> Given exercise
Repeat each entry in full, exactly.

[Structured figure records]
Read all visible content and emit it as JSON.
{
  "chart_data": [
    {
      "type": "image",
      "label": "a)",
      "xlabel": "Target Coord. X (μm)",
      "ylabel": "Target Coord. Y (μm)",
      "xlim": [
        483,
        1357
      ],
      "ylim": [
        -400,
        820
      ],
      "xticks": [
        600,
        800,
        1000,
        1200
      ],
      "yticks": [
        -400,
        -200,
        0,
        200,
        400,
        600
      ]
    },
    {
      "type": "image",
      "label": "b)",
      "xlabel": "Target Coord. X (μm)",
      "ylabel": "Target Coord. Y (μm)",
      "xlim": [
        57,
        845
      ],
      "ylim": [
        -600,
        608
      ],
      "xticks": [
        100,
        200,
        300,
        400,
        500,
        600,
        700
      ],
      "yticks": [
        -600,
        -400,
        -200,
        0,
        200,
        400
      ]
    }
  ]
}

> Full solution
Read all visible content and emit it as JSON.
{
  "chart_data": [
    {
      "type": "image",
      "label": "a)",
      "xlabel": "Target Coord. X (μm)",
      "ylabel": "Target Coord. Y (μm)",
      "xlim": [
        483,
        1357
      ],
      "ylim": [
        -400,
        820
      ],
      "xticks": [
        600,
        800,
        1000,
        1200
      ],
      "yticks": [
        -400,
        -200,
        0,
        200,
        400,
        600
      ]
    },
    {
      "type": "image",
      "label": "b)",
      "xlabel": "Target Coord. X (μm)",
      "ylabel": "Target Coord. Y (μm)",
      "xlim": [
        57,
        845
      ],
      "ylim": [
        -600,
        608
      ],
      "xticks": [
        100,
        200,
        300,
        400,
        500,
        600,
        700
      ],
      "yticks": [
        -600,
        -400,
        -200,
        0,
        200,
        400
      ]
    }
  ]
}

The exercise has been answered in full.